● Goal
Locate the string "screenshot" in the records below. Copy every line where it occurs.

● Dataset rows
>>>>

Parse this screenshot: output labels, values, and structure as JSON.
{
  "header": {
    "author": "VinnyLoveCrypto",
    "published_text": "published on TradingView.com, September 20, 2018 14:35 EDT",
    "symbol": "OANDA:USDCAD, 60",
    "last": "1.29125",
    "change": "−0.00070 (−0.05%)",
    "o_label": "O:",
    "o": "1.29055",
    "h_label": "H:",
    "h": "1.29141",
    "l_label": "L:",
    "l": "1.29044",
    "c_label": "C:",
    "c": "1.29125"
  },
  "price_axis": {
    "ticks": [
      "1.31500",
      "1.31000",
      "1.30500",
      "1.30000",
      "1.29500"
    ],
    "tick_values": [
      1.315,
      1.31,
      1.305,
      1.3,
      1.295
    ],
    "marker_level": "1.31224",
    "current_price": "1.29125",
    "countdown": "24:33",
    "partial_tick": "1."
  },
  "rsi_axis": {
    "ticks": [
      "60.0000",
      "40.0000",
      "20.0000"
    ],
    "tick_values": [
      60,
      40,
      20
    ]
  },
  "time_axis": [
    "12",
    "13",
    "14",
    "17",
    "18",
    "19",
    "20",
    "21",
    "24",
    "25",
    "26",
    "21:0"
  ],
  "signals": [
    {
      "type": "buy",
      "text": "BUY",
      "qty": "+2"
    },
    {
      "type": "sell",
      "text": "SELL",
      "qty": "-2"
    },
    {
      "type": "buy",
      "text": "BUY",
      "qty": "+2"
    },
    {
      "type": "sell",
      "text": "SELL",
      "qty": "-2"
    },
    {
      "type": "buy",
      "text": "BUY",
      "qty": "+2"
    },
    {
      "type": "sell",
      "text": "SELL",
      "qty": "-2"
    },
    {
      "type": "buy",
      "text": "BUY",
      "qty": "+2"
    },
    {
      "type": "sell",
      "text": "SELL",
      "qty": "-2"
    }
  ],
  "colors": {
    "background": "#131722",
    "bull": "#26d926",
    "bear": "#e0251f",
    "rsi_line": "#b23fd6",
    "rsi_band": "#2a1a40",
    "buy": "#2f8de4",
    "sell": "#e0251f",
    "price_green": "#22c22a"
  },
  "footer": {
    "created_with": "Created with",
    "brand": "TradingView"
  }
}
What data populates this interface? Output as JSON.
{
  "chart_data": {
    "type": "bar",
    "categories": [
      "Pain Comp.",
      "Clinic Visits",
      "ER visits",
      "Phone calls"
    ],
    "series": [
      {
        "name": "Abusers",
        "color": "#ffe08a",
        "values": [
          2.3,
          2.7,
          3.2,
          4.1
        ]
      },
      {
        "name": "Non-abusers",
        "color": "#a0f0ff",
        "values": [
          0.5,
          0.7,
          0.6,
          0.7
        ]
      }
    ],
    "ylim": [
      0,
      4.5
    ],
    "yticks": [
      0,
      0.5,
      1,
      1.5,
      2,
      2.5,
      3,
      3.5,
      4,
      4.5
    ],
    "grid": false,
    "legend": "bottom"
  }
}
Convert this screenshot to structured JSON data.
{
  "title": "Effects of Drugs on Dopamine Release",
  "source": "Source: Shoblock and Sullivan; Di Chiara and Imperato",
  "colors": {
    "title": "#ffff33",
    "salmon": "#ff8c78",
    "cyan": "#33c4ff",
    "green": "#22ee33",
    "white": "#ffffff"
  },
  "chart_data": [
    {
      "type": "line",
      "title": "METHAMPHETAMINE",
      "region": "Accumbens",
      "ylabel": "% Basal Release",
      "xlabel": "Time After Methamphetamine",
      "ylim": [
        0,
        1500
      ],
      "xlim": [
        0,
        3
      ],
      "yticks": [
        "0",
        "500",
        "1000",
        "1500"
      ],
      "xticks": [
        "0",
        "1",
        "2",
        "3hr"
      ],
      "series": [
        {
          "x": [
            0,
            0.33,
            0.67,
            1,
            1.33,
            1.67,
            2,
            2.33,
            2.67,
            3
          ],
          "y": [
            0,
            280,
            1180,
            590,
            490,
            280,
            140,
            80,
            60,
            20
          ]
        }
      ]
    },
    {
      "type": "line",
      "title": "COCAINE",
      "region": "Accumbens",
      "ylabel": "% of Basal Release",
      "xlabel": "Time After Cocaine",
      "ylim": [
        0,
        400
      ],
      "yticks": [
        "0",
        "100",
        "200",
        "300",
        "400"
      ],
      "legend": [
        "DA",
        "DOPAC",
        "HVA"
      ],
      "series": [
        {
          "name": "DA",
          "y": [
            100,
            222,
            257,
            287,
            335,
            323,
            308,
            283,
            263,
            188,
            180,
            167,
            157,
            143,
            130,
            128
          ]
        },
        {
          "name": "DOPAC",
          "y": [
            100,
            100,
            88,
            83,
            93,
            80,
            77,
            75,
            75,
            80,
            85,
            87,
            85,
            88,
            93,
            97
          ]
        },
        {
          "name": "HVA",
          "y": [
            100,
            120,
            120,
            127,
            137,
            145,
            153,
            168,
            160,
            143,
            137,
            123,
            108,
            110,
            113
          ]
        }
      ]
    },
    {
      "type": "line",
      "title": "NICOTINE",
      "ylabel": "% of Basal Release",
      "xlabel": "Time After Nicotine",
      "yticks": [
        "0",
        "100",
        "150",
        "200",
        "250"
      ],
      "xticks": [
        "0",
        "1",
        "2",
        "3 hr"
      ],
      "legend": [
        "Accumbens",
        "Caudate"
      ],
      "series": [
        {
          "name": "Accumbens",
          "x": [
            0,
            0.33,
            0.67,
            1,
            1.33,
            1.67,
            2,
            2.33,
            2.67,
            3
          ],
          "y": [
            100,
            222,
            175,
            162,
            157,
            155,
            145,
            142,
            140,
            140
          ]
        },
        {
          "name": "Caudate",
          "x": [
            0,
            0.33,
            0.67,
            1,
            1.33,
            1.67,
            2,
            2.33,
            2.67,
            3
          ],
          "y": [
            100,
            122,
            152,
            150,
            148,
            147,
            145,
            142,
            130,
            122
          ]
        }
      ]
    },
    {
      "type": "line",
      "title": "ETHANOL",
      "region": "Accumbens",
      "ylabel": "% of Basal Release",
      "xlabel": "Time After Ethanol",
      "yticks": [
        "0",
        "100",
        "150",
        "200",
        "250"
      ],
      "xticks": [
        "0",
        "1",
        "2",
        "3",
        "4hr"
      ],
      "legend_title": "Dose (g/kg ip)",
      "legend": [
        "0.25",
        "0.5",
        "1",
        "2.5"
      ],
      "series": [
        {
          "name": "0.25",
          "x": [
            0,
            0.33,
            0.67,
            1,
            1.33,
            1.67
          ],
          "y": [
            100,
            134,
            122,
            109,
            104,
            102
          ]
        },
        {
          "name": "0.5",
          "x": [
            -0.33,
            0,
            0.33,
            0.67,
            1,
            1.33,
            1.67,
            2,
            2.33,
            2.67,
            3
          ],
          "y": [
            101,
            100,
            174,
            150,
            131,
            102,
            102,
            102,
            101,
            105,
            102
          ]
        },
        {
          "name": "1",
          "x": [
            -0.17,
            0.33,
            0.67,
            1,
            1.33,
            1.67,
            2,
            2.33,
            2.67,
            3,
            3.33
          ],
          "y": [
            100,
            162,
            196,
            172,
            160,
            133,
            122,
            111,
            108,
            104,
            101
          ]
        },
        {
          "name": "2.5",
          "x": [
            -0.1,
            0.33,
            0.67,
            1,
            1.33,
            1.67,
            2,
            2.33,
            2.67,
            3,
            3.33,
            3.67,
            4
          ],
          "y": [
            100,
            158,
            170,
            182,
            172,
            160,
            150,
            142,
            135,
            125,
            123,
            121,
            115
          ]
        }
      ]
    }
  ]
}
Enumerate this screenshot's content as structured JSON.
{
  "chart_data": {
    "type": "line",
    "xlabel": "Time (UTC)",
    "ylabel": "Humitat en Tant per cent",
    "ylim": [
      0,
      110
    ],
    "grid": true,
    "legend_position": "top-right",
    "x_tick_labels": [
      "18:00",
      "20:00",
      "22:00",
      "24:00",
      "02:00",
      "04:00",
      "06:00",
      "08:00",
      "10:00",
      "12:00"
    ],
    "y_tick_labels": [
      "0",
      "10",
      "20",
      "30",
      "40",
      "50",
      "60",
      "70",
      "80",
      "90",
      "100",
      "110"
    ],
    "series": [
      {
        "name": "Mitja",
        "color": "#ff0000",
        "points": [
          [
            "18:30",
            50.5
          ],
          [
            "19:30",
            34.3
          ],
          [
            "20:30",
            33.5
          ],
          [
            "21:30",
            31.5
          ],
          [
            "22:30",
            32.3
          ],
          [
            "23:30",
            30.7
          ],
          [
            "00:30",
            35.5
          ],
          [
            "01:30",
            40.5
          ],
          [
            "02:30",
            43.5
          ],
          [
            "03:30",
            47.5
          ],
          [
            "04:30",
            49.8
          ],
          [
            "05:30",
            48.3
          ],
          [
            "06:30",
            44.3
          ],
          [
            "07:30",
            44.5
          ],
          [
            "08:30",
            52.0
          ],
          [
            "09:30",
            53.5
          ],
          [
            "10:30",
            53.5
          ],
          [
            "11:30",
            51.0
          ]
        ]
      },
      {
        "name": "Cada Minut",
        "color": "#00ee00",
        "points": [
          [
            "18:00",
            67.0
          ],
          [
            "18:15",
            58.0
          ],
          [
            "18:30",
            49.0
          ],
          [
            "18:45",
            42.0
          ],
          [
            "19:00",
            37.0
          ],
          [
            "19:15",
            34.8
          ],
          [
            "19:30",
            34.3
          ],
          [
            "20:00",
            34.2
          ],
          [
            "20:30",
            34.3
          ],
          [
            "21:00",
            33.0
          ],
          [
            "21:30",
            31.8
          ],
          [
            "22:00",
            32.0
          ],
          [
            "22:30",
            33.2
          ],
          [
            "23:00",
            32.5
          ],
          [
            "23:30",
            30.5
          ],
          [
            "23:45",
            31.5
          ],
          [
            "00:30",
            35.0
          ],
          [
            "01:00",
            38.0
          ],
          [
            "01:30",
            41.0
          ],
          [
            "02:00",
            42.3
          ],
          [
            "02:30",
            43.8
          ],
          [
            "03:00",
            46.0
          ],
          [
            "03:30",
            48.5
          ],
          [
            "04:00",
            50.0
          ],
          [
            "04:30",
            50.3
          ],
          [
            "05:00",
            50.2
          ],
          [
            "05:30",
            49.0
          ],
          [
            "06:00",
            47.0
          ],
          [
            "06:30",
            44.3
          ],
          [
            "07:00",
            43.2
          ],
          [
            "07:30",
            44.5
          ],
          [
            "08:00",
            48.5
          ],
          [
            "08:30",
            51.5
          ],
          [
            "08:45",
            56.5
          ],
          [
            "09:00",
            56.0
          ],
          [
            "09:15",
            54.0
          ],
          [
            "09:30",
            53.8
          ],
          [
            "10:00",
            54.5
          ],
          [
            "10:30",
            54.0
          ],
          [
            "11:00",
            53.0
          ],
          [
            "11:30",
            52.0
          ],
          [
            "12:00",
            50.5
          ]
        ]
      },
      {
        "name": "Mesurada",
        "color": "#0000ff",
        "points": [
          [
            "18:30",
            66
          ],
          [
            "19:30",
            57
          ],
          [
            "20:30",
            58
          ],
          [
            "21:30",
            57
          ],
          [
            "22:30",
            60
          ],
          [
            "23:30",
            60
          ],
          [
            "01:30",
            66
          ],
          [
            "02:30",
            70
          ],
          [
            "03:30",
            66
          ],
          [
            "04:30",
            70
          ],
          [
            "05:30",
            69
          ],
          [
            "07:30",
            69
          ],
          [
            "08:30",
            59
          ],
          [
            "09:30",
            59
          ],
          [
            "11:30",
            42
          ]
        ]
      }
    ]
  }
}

<<<<

● Finished exercise
Parse this screenshot: output labels, values, and structure as JSON.
Convert this screenshot to structured JSON data.
Enumerate this screenshot's content as structured JSON.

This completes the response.